**Extrait choisi:**

• • •

Il y a peut-être une certaine différence en ce qui concerne l’exception à la règle générale de l’impossibilité d’interjeter appel entre les formulations utilisées par la Cour suprême dans les arrêts Seaboyer et Kourtessis. Dans l’arrêt Seaboyer, le juge McLachlin était d’avis que ce ne sont même pas toutes les contestations fondées sur la Charte qui devraient être susceptibles d’appel, mais seulement celles où il n’y aurait pas d’autre réparation. Le juge La Forest était d’accord dans l’arrêt Kourtessis avec le principe selon lequel « [d]ans la mesure où il existe une procédure raisonnablement efficace d’examen des contestations constitutionnelles, je ne vois pas pourquoi il faut en établir une autre » (à la page 87). Mais il a conclu qu’il n’existe pas de procédure raisonnablement efficace « [c]ompte tenu de l’état actuel du droit » (à la page 87) à l’étape préalable au procès. Tout particulièrement, il n’existe aucune garantie explicite de la Charte que les poursuites seront engagées dans un délai raisonnable, de sorte qu’ »[u]ne enquête peut se poursuivre indéfiniment en violation (à supposer que les dispositions en matière de perquisition soient inconstitutionnelles) des droits garantis aux appelants par la Charte » (à la page 88). Le juge Sopinka partageait la même opinion.

Je suppose que les juges La Forest et Sopinka parlaient tous deux de contestations fondées sur la Charte relativement à des dispositions législatives telles qu’elles ont été adoptées et non pas simplement telles qu’elles ont été appliquées. La parenthèse ouverte par le juge La Forest (« à supposer que les dispositions en matière de perquisition soient inconstitutionnelles ») semblerait l’indiquer. Le juge Sopinka se reportait au fait qu’« une action visant à obtenir un jugement déclaratoire relativement à la constitutionnalité d’une loi ne participe pas nécessairement de la loi contestée » (à la page 113).

En l’espèce, si tant est qu’il y avait quelque question relative à la Charte, il n’y avait pourtant pas de contestation de la constitutionnalité de l’article 15 de la Loi ni d’aucune autre disposition de la Loi. La contestation de fond en l’espèce était la suivante : il n’a pas été prouvé que les sources (c.-à-d. des tiers) non identifiées que le dénonciateur invoquait pour conclure que les appelants avaient violé la Loi étaient dignes de confiance; les dénonciations ne contenaient pas de motifs raisonnables pour justifier la délivrance de mandats de perquisition; et la description des biens dont la saisie était autorisée était trop vague et trop générale. Cela a été allégué à titre incident comme des violations des articles 7 et 8 de la Charte, mais ce n’avait naturellement rien à voir avec la validité de la Loi elle-même. À mon avis, le juge Richard a eu raison de conclure au caractère prématuré de telles contestations.

Autrement dit, la contestation de fond des appelants en l’espèce ne visait pas le droit mais les gestes accomplis par l’intimé, et le meilleur moment pour la trancher, c’est lors du procès, où l’on pourra en faire toute la preuve.

III

Par conséquent, l’appel doit échouer en ce qui concerne la question de la compétence.

• • •

**Consignes écrites:**
1. Citez l'extrait à partir de « Autrement dit, la » jusqu'à « de la compétence. ».
2. Répondez à ces questions d'après l'extrait :
(a) Quel article de la Loi n'était pas contesté en l'espèce ?
(b) Quels articles de la Charte les violations alléguées à titre incident visaient-elles ?
(c) Quel juge a conclu au caractère prématuré de telles contestations ?
3. Traduisez en anglais, s'il vous plaît, cette phrase de l'extrait : « Par conséquent, l'appel doit échouer en ce qui concerne la question de la compétence. »

(Une série d'enregistrements)
• • •

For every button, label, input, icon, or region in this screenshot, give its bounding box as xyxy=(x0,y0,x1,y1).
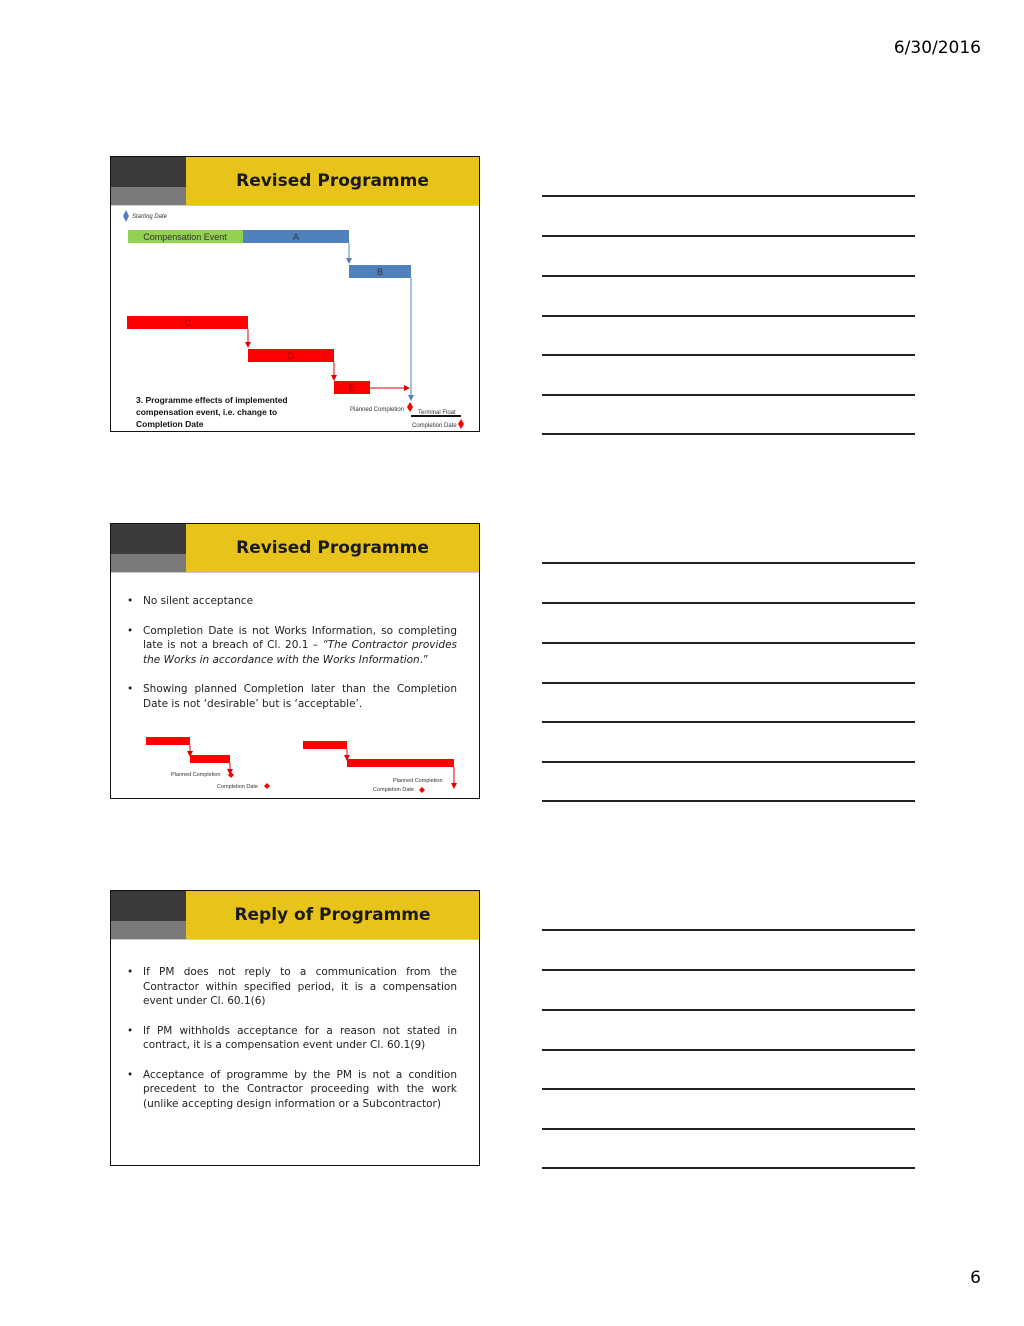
right-completion-date-label: Completion Date xyxy=(373,787,414,793)
starting-date-diamond-icon xyxy=(123,210,129,222)
note-line xyxy=(542,682,915,684)
diagram-caption-line2: compensation event, i.e. change to xyxy=(136,407,278,417)
note-line xyxy=(542,969,915,971)
page-date: 6/30/2016 xyxy=(893,38,981,58)
bullet-item xyxy=(125,965,457,1009)
note-line xyxy=(542,761,915,763)
left-completion-diamond-icon xyxy=(264,783,270,789)
note-line xyxy=(542,562,915,564)
note-line xyxy=(542,721,915,723)
note-line xyxy=(542,235,915,237)
bullet-text: If PM does not reply to a communication from the Contractor within specified period, it is a compensation event under Cl. 60.1(6) xyxy=(143,966,457,1007)
slide-revised-programme-1 xyxy=(110,156,480,432)
slide-revised-programme-2 xyxy=(110,523,480,799)
note-line xyxy=(542,1128,915,1130)
bullet-item xyxy=(125,624,457,668)
starting-date-label: Starting Date xyxy=(132,214,168,220)
terminal-float-label: Terminal Float xyxy=(418,410,456,416)
bullet-item xyxy=(125,594,457,609)
note-line xyxy=(542,394,915,396)
bar-compensation-event-label: Compensation Event xyxy=(143,232,227,242)
note-line xyxy=(542,1009,915,1011)
completion-date-diamond-icon xyxy=(458,419,464,429)
slide-header-gray-band xyxy=(111,921,186,939)
note-line xyxy=(542,1167,915,1169)
slide-title: Reply of Programme xyxy=(234,905,431,925)
left-planned-diamond-icon xyxy=(228,772,234,778)
bullet-list xyxy=(125,965,457,1126)
completion-date-label: Completion Date xyxy=(412,423,457,429)
slide-title-band xyxy=(186,891,479,939)
note-line xyxy=(542,929,915,931)
note-line xyxy=(542,602,915,604)
bullet-text: If PM withholds acceptance for a reason not stated in contract, it is a compensation event under Cl. 60.1(9) xyxy=(143,1024,457,1051)
bullet-item xyxy=(125,1024,457,1053)
note-line xyxy=(542,315,915,317)
bullet-text: Showing planned Completion later than the Completion Date is not ‘desirable’ but is ‘acceptable’. xyxy=(143,683,457,710)
title-divider xyxy=(111,572,479,573)
bullet-list xyxy=(125,594,457,726)
page-number: 6 xyxy=(970,1268,981,1288)
slide-reply-of-programme xyxy=(110,890,480,1166)
bullet-text: Completion Date is not Works Information, so completing late is not a breach of Cl. 20.1 – xyxy=(143,624,457,651)
note-line xyxy=(542,642,915,644)
left-completion-date-label: Completion Date xyxy=(217,784,258,790)
bar-b-label: B xyxy=(376,267,384,277)
bullet-text: Acceptance of programme by the PM is not a condition precedent to the Contractor proceeding with the work (unlike accepting design information or a Subcontractor) xyxy=(143,1068,457,1110)
title-divider xyxy=(111,939,479,940)
planned-completion-diamond-icon xyxy=(407,402,413,412)
bar-c-label: C xyxy=(184,318,192,328)
bullet-quote: “The Contractor provides the Works in accordance with the Works Information xyxy=(143,639,457,666)
note-line xyxy=(542,1088,915,1090)
left-planned-completion-label: Planned Completion xyxy=(171,772,221,778)
note-line xyxy=(542,433,915,435)
note-line xyxy=(542,354,915,356)
left-bar-1 xyxy=(146,737,190,745)
left-bar-2 xyxy=(190,755,230,763)
bar-d-label: D xyxy=(287,351,295,361)
programme-diagram xyxy=(111,157,479,431)
right-bar-1 xyxy=(303,741,347,749)
note-line xyxy=(542,1049,915,1051)
note-line xyxy=(542,275,915,277)
right-planned-completion-label: Planned Completion xyxy=(393,778,443,784)
bullet-item xyxy=(125,682,457,711)
slide-header-gray-band xyxy=(111,554,186,572)
diagram-caption-line1: 3. Programme effects of implemented xyxy=(136,395,288,405)
note-line xyxy=(542,195,915,197)
right-completion-diamond-icon xyxy=(419,787,425,793)
note-line xyxy=(542,800,915,802)
bullet-item xyxy=(125,1068,457,1112)
slide-title-band xyxy=(186,524,479,572)
slide-title: Revised Programme xyxy=(236,538,429,558)
slide-title: Revised Programme xyxy=(236,171,429,191)
bullet-text-end: .” xyxy=(419,653,429,666)
right-bar-2 xyxy=(347,759,454,767)
diagram-caption-line3: Completion Date xyxy=(136,419,204,429)
bar-a-label: A xyxy=(292,232,300,242)
planned-completion-label: Planned Completion xyxy=(350,407,405,413)
bullet-text: No silent acceptance xyxy=(143,595,254,607)
bar-e-label: E xyxy=(348,383,356,393)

• • •

**Solutions par consigne:**
1.
Autrement dit, la contestation de fond des appelants en l’espèce ne visait pas le droit mais les gestes accomplis par l’intimé, et le meilleur moment pour la trancher, c’est lors du procès, où l’on pourra en faire toute la preuve.

III

Par conséquent, l’appel doit échouer en ce qui concerne la question de la compétence.

2.
(a) L'article 15.
(b) Les articles 7 et 8.
(c) Le juge Richard.

3. Consequently, the appeal must fail with respect to the question of jurisdiction.